Items from a data source
* start *

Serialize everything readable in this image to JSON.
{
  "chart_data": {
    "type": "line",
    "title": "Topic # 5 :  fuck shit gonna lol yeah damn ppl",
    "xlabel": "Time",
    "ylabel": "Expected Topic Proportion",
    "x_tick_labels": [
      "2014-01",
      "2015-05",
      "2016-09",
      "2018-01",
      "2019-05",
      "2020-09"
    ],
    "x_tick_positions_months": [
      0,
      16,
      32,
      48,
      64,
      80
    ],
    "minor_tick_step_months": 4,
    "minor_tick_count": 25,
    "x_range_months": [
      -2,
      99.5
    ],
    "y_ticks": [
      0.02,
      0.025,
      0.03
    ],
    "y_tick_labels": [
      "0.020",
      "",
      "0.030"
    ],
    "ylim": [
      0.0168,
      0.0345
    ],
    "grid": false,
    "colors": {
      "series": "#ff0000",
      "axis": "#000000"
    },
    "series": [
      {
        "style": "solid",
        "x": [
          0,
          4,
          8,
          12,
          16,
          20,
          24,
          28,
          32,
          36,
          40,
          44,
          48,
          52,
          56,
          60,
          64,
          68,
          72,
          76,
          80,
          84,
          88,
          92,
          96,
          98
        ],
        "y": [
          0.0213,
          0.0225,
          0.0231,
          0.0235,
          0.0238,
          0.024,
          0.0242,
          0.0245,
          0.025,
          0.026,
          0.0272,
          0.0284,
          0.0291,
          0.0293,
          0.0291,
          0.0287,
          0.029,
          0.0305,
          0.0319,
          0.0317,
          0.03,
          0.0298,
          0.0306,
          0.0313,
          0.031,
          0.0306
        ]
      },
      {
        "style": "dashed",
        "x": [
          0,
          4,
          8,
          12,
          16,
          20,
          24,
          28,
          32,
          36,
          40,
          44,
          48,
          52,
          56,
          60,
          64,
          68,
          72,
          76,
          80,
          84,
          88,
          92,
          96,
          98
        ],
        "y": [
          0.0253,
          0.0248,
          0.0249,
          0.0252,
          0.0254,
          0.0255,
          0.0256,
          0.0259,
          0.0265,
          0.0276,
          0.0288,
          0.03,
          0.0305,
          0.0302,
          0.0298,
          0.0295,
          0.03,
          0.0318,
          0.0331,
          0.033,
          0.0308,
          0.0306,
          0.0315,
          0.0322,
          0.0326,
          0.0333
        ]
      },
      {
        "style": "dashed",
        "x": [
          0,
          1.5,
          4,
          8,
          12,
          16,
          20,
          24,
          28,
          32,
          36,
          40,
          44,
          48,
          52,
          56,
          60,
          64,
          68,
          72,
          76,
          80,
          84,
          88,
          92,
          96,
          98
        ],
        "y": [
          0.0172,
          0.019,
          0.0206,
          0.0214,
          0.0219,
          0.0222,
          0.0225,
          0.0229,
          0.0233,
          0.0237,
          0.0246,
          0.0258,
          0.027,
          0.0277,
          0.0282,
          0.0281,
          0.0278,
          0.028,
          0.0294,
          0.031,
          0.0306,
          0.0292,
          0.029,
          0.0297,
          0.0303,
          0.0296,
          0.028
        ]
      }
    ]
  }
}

* end *

AIM OF THE EXERCISE: Your task is to repeat every line exactly.

WORKED SOLUTION:
Serialize everything readable in this image to JSON.
{
  "chart_data": {
    "type": "line",
    "title": "Topic # 5 :  fuck shit gonna lol yeah damn ppl",
    "xlabel": "Time",
    "ylabel": "Expected Topic Proportion",
    "x_tick_labels": [
      "2014-01",
      "2015-05",
      "2016-09",
      "2018-01",
      "2019-05",
      "2020-09"
    ],
    "x_tick_positions_months": [
      0,
      16,
      32,
      48,
      64,
      80
    ],
    "minor_tick_step_months": 4,
    "minor_tick_count": 25,
    "x_range_months": [
      -2,
      99.5
    ],
    "y_ticks": [
      0.02,
      0.025,
      0.03
    ],
    "y_tick_labels": [
      "0.020",
      "",
      "0.030"
    ],
    "ylim": [
      0.0168,
      0.0345
    ],
    "grid": false,
    "colors": {
      "series": "#ff0000",
      "axis": "#000000"
    },
    "series": [
      {
        "style": "solid",
        "x": [
          0,
          4,
          8,
          12,
          16,
          20,
          24,
          28,
          32,
          36,
          40,
          44,
          48,
          52,
          56,
          60,
          64,
          68,
          72,
          76,
          80,
          84,
          88,
          92,
          96,
          98
        ],
        "y": [
          0.0213,
          0.0225,
          0.0231,
          0.0235,
          0.0238,
          0.024,
          0.0242,
          0.0245,
          0.025,
          0.026,
          0.0272,
          0.0284,
          0.0291,
          0.0293,
          0.0291,
          0.0287,
          0.029,
          0.0305,
          0.0319,
          0.0317,
          0.03,
          0.0298,
          0.0306,
          0.0313,
          0.031,
          0.0306
        ]
      },
      {
        "style": "dashed",
        "x": [
          0,
          4,
          8,
          12,
          16,
          20,
          24,
          28,
          32,
          36,
          40,
          44,
          48,
          52,
          56,
          60,
          64,
          68,
          72,
          76,
          80,
          84,
          88,
          92,
          96,
          98
        ],
        "y": [
          0.0253,
          0.0248,
          0.0249,
          0.0252,
          0.0254,
          0.0255,
          0.0256,
          0.0259,
          0.0265,
          0.0276,
          0.0288,
          0.03,
          0.0305,
          0.0302,
          0.0298,
          0.0295,
          0.03,
          0.0318,
          0.0331,
          0.033,
          0.0308,
          0.0306,
          0.0315,
          0.0322,
          0.0326,
          0.0333
        ]
      },
      {
        "style": "dashed",
        "x": [
          0,
          1.5,
          4,
          8,
          12,
          16,
          20,
          24,
          28,
          32,
          36,
          40,
          44,
          48,
          52,
          56,
          60,
          64,
          68,
          72,
          76,
          80,
          84,
          88,
          92,
          96,
          98
        ],
        "y": [
          0.0172,
          0.019,
          0.0206,
          0.0214,
          0.0219,
          0.0222,
          0.0225,
          0.0229,
          0.0233,
          0.0237,
          0.0246,
          0.0258,
          0.027,
          0.0277,
          0.0282,
          0.0281,
          0.0278,
          0.028,
          0.0294,
          0.031,
          0.0306,
          0.0292,
          0.029,
          0.0297,
          0.0303,
          0.0296,
          0.028
        ]
      }
    ]
  }
}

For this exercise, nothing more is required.